## start
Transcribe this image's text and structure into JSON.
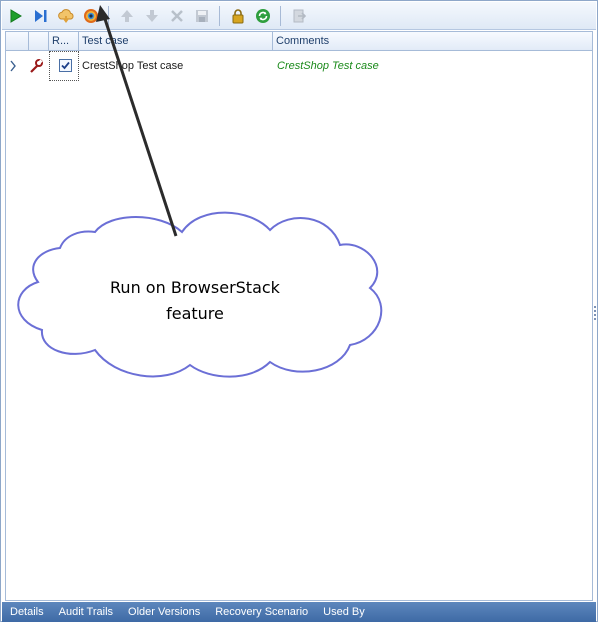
{
  "toolbar": {
    "buttons": [
      {
        "name": "run-icon",
        "color": "#1e9e2a"
      },
      {
        "name": "run-next-icon",
        "color": "#2a6fd1"
      },
      {
        "name": "cloud-run-icon",
        "color": "#e0a23a"
      },
      {
        "name": "browserstack-icon",
        "color": "#e06a1a"
      },
      {
        "name": "move-up-icon",
        "color": "#b8c0ca"
      },
      {
        "name": "move-down-icon",
        "color": "#b8c0ca"
      },
      {
        "name": "delete-icon",
        "color": "#b8c0ca"
      },
      {
        "name": "save-icon",
        "color": "#b8c0ca"
      },
      {
        "name": "lock-icon",
        "color": "#d7a520"
      },
      {
        "name": "refresh-icon",
        "color": "#2e9e3e"
      },
      {
        "name": "export-icon",
        "color": "#b8c0ca"
      }
    ]
  },
  "grid": {
    "columns": {
      "run": "R...",
      "test_case": "Test case",
      "comments": "Comments"
    },
    "rows": [
      {
        "test_case": "CrestShop Test case",
        "comments": "CrestShop Test case",
        "checked": true
      }
    ]
  },
  "annotation": {
    "line1": "Run on BrowserStack",
    "line2": "feature"
  },
  "bottom_tabs": [
    "Details",
    "Audit Trails",
    "Older Versions",
    "Recovery Scenario",
    "Used By"
  ],
  "colors": {
    "comment_text": "#1a8a1a",
    "cloud_outline": "#6b6fd6",
    "tab_bar": "#4a76b0"
  }
}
## end
Description of the task → Find the string "name" in the entries above and return each line that holds it.

Response to this exercise →
        "name": "run-icon",
        "name": "run-next-icon",
        "name": "cloud-run-icon",
        "name": "browserstack-icon",
        "name": "move-up-icon",
        "name": "move-down-icon",
        "name": "delete-icon",
        "name": "save-icon",
        "name": "lock-icon",
        "name": "refresh-icon",
        "name": "export-icon",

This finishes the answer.